- 本文 -
戦国の築城名人として知られた加藤清正により、当時の最先端技術と労力を投じて完成した名城・熊本城。築城から400年に亘り様々な舞台となった熊本城の歴史と魅力に迫る!


 

現在も愛される郷土の英雄
熊本に尽くした加藤清正

 

熊本城天守閣

熊本城天守閣大天守と小天守が並び建つ、熊本城。現在の天守閣は昭和35(1960)年に外観復元されたもので、石垣の上にどっしりと構える。大天守は外観3重、内部は地上6階地下1階建て。最上階からは、熊本市内や遠く阿蘇の山並みを見渡すことができる。

 

 熊本には、隈府(わいふ)城を本城とする肥後(ひご)国(熊本県)の守護・菊池(きくち)氏の支城として隈本(くまもと)城が築かれていた。現在の古城町と呼ばれる地域である。しかし、菊池氏の勢力が弱まると、豊後(ぶんご)国(大分県)の大友宗麟(おおともそうりん)が肥後国への進出を図り、隈本城は大友氏に加勢した菊池氏の家老・城(じょう)氏の居城となっている。

 

 そして、隈本城の城氏は天正6年(1578)の耳川(みみかわ)の戦いで大友宗麟が薩摩国(鹿児島県)の島津(しまづ)氏に大敗して没落すると、九州の制覇を目指す島津氏に従った。これに対し、島津氏に圧迫された大友宗麟は、関白として政権を樹立した豊臣秀吉(とよとみひでよし)に接近し、支援を要請。天正15年、豊臣秀吉による島津氏追討が行われることになった。この九州攻めでは、当然のことながら隈本城も攻撃対象となり、城氏は降伏開城しており、豊臣のものとなった。

 

 九州平定後、豊臣秀吉は「此所(隈本)は肥後国の府中」であるとして、織田信長(おだのぶなが)の旧臣であった佐々成政(さっさなりまさ)を隈本城主とする。しかし、佐々成政は領地の検地を強行したことにより肥後国衆一揆を誘発してしまう。失政の責任をとらされた佐々成政は、豊臣秀吉により切腹を命じられてしまった。

 

 こうして、肥後国は北半国が加藤清正(かとうきよまさ)、南半国が小西行長(こにしゆきなが)に与えられ、隈本には19万5000石で清正が入封したのである。清正は秀吉の遠縁にあたり、子飼いの忠臣として仕えていた人物である。

- 練習問題 -
次の1.〜3.の記述が本文の内容と合っているかどうかを、「はい」か「いいえ」で答えてください。それぞれ、判断の決め手となる本文の言葉をそのまま引用してください。
1. 現在の熊本城天守閣は、昭和35年に外観が復元されたものである。
2. 耳川の戦いで、大友宗麟は島津氏に勝利した。
3. 肥後国の南半国は加藤清正に与えられた。

- 提供データ -
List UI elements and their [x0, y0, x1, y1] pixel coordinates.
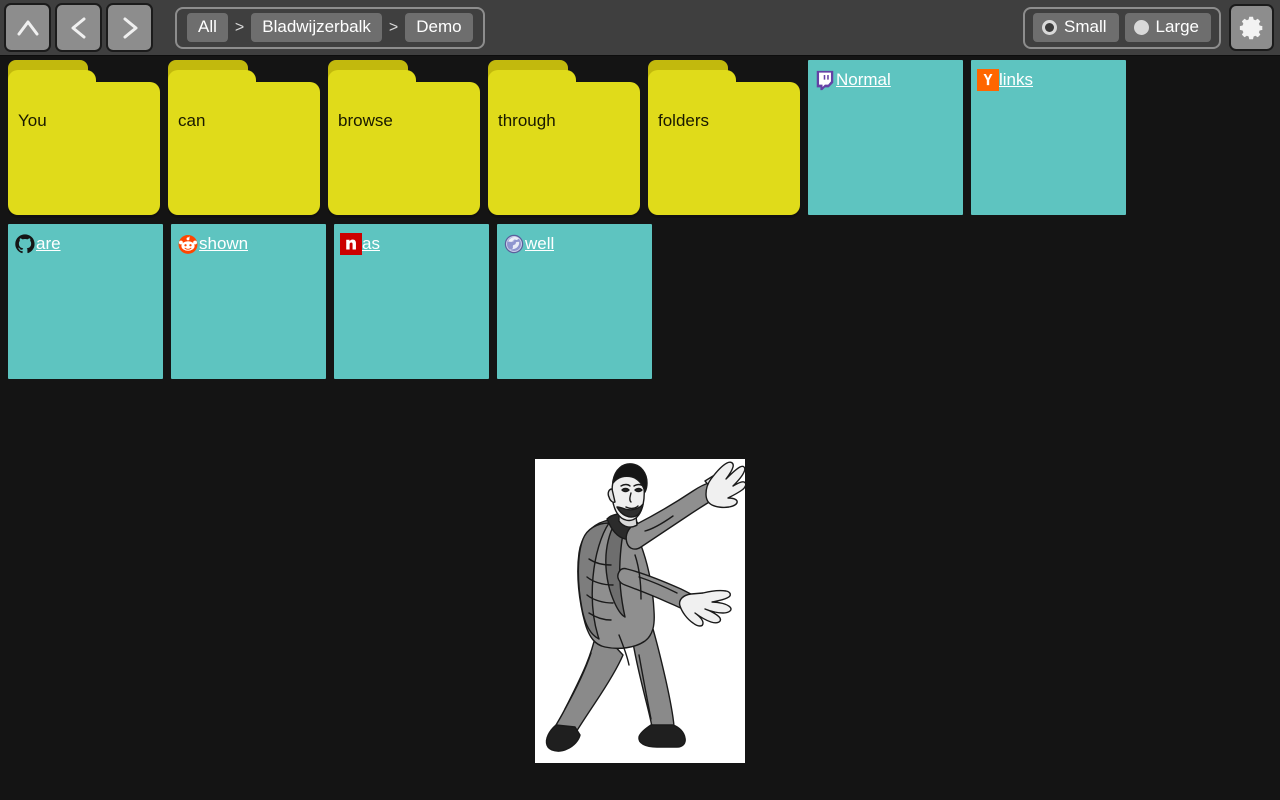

- 解答 -
1. はい。「現在の天守閣は昭和35(1960)年に外観復元されたもので」
2. いいえ。「天正6年(1578)の耳川(みみかわ)の戦いで大友宗麟が薩摩国(鹿児島県)の島津(しまづ)氏に大敗して没落すると」
3. いいえ。「肥後国は北半国が加藤清正(かとうきよまさ)、南半国が小西行長(こにしゆきなが)に与えられ」